## Begin SUPPLIED RECORDS
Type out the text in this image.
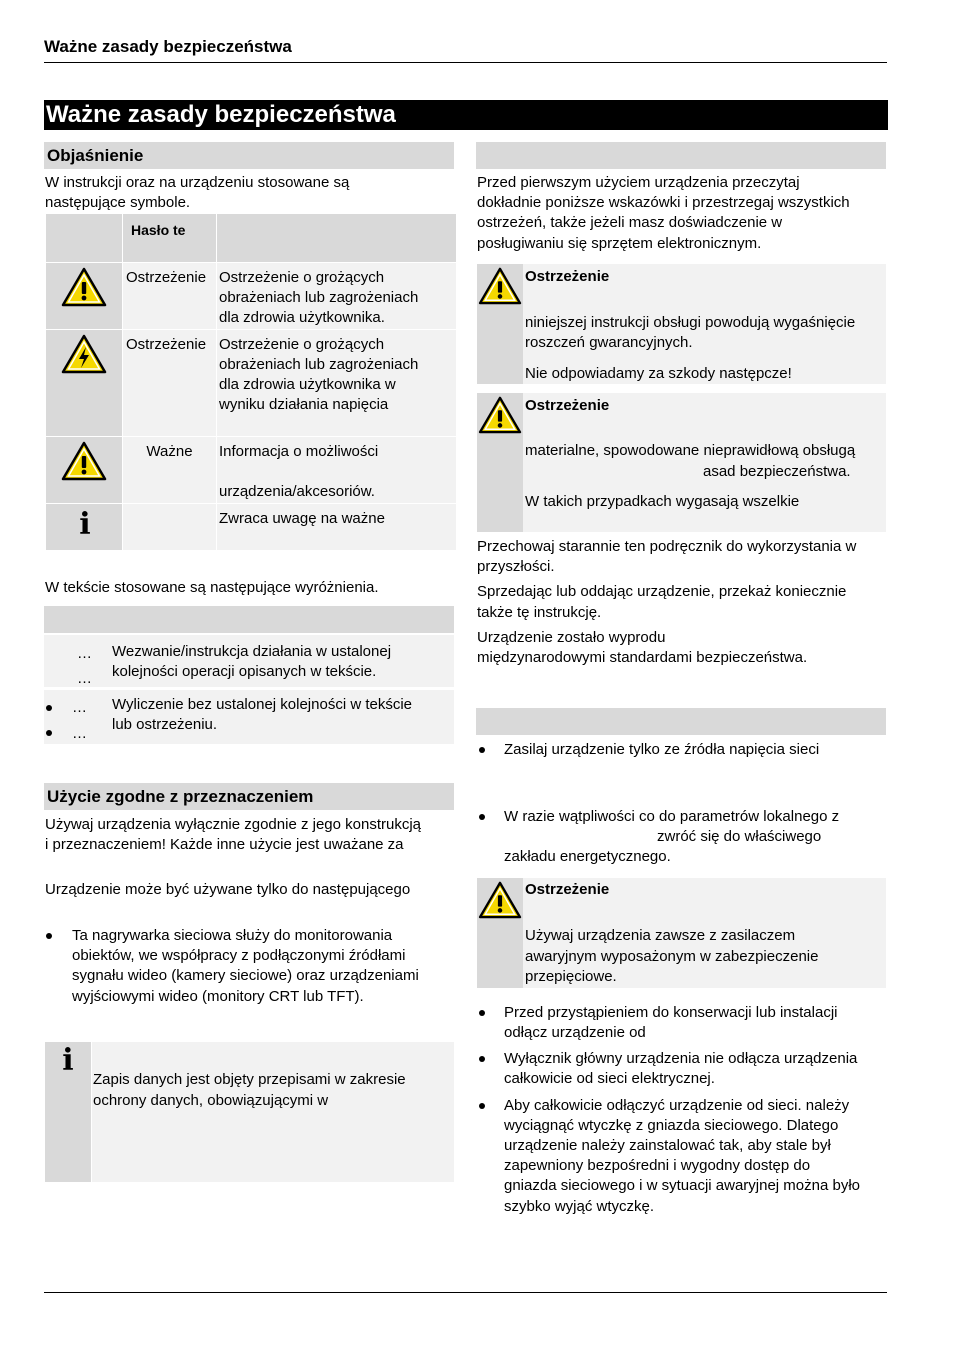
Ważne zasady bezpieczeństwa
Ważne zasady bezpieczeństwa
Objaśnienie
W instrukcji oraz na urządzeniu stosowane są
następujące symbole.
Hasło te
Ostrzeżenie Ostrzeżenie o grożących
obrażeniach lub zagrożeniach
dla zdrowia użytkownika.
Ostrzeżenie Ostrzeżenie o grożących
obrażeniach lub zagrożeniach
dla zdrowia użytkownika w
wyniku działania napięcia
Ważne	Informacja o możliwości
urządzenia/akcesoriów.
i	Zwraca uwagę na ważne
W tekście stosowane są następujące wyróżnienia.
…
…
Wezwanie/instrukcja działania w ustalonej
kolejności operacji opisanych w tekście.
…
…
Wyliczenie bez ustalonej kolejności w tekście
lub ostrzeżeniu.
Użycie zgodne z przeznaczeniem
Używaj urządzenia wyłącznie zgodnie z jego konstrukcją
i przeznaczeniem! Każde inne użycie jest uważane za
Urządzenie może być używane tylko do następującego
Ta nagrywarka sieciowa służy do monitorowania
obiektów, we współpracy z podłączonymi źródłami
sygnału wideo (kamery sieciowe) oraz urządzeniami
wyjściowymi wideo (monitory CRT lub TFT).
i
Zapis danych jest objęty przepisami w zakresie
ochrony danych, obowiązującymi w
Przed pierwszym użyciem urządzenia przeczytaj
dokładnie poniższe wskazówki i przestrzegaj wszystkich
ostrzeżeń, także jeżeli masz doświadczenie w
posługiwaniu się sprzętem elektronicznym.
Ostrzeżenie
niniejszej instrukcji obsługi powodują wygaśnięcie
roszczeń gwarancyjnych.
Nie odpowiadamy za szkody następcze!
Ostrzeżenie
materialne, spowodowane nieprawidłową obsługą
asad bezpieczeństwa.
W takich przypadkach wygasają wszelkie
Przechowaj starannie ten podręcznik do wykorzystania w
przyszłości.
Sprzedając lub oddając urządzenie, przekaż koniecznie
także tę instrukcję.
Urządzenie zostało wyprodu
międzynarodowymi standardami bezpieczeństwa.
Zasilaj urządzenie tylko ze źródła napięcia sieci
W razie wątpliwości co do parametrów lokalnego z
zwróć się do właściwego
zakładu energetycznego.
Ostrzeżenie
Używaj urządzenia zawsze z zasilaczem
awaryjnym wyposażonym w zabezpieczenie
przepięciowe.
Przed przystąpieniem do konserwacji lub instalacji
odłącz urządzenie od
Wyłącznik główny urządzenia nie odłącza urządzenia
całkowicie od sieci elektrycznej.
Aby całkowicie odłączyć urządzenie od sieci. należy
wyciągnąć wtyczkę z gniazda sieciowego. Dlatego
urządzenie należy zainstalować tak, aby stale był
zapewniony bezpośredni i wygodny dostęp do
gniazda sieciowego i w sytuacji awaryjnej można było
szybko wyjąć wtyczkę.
## End SUPPLIED RECORDS
## Begin SUPPLIED RECORDS
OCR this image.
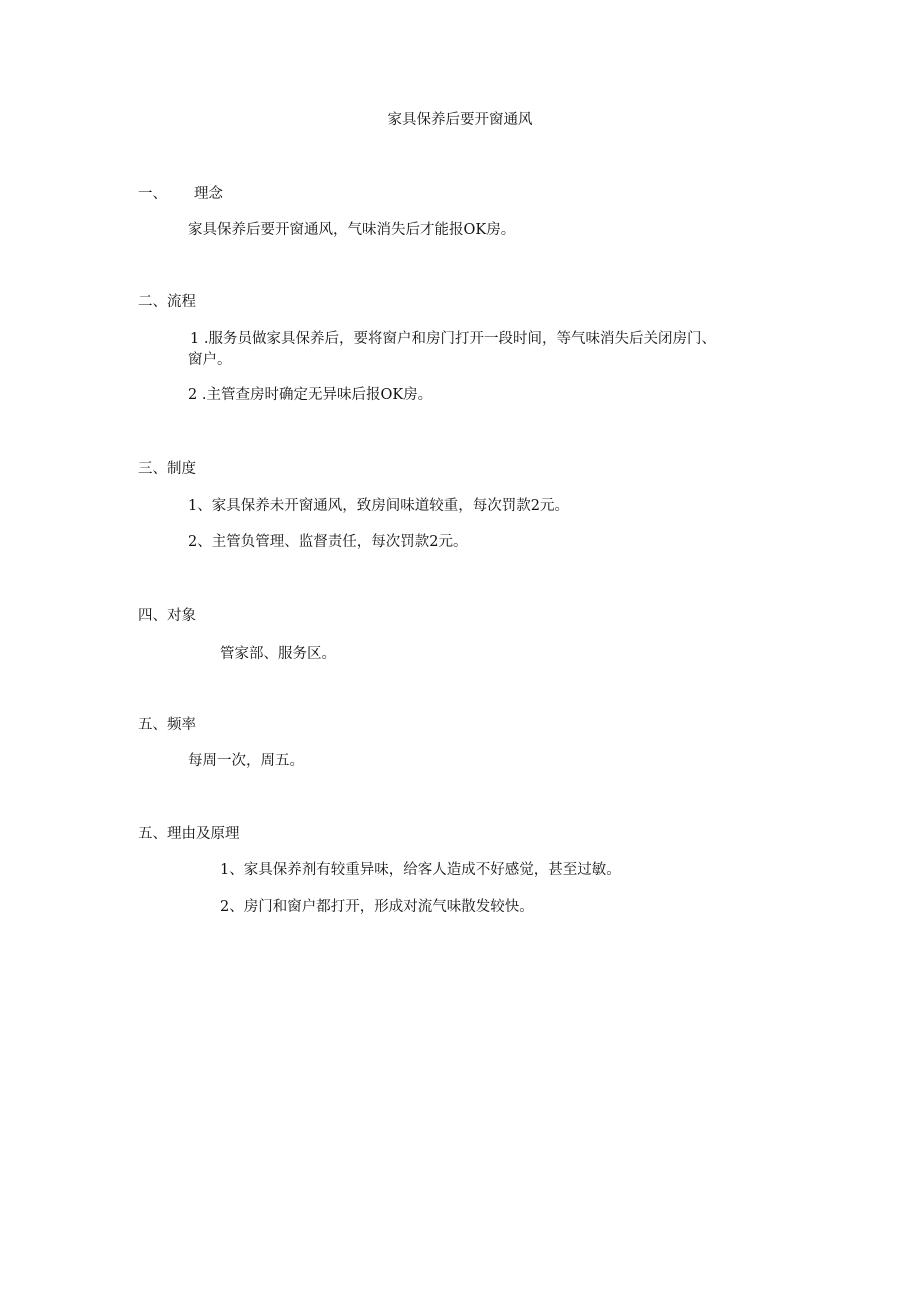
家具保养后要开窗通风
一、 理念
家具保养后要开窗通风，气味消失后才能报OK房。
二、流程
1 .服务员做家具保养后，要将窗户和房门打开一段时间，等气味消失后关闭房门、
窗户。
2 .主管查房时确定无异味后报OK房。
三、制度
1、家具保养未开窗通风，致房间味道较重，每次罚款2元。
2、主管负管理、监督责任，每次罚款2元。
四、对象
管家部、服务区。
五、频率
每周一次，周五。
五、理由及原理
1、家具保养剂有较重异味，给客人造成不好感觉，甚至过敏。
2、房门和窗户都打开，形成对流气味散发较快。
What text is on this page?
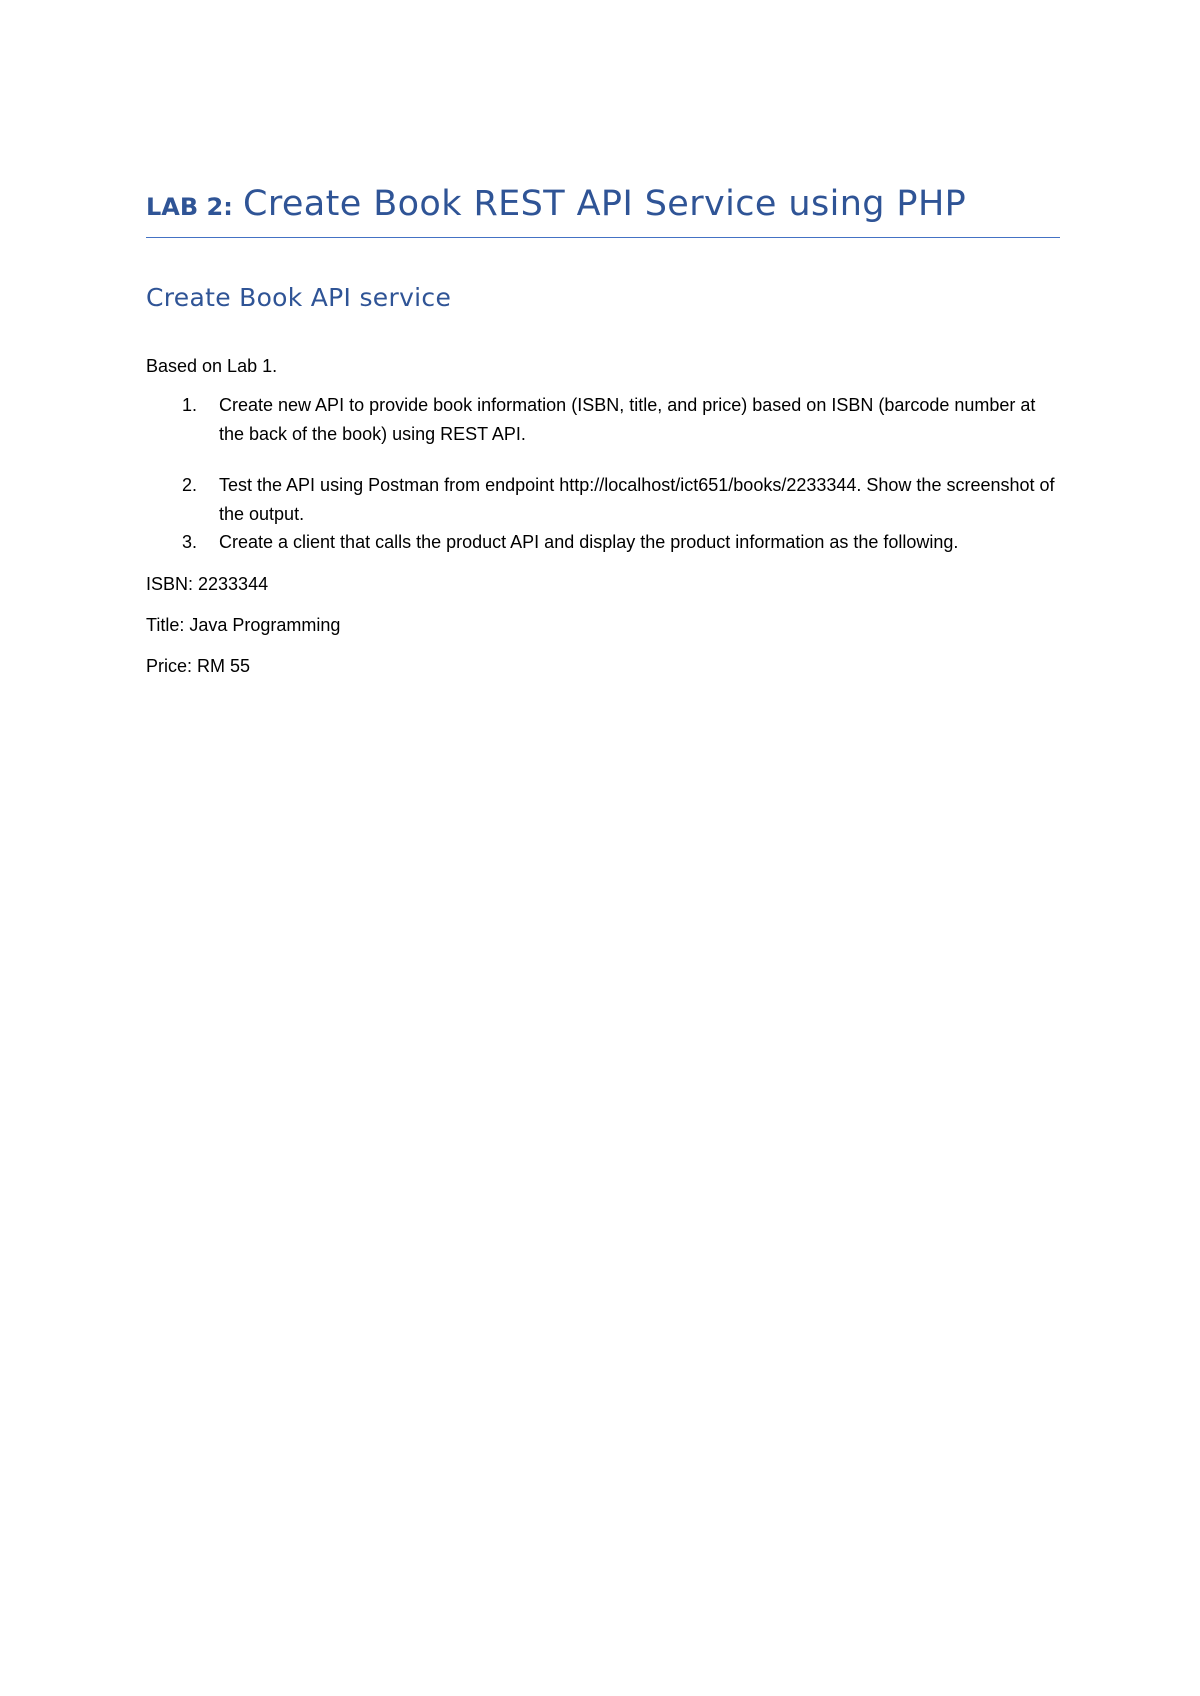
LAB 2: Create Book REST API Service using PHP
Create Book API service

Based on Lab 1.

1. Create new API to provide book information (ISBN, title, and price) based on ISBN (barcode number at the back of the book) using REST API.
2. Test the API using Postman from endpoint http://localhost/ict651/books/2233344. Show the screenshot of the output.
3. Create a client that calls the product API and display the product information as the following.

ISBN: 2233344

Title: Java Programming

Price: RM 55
## End SUPPLIED RECORDS
## Begin SUPPLIED RECORDS
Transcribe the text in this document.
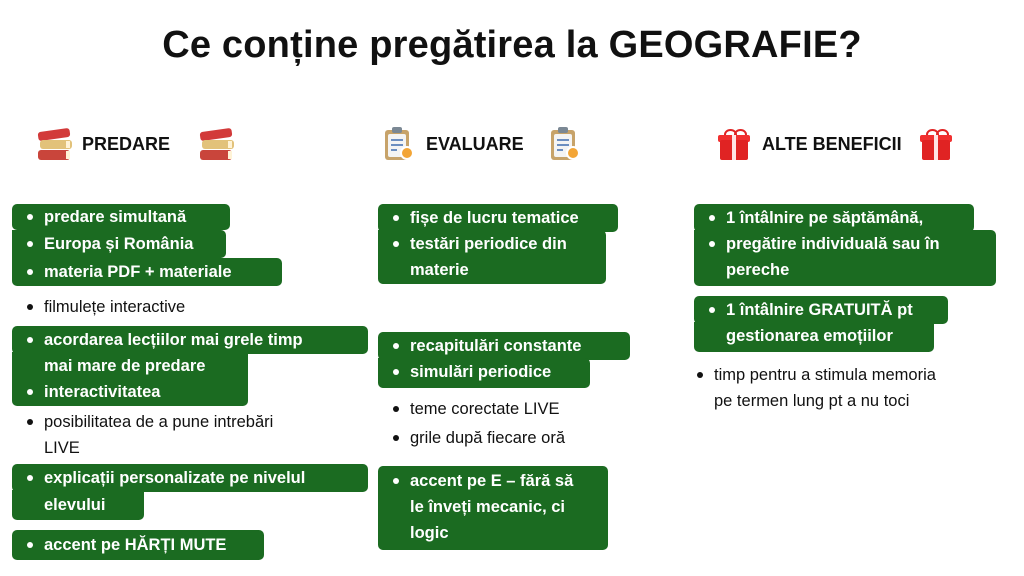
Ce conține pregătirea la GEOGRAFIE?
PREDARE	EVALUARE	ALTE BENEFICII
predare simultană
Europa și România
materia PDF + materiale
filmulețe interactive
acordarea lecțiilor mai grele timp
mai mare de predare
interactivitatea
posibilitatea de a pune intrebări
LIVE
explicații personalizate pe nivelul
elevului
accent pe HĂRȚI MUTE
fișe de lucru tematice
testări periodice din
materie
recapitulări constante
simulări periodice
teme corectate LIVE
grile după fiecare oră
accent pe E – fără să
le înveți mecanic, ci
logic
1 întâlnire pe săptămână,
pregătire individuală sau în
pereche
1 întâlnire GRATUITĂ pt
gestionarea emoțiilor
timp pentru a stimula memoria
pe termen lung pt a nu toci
## End SUPPLIED RECORDS
DIRECTION: From the entries above, copy every line containing the word "image".

TASK ANSWER:
Type out the text in this image.
OCR this image.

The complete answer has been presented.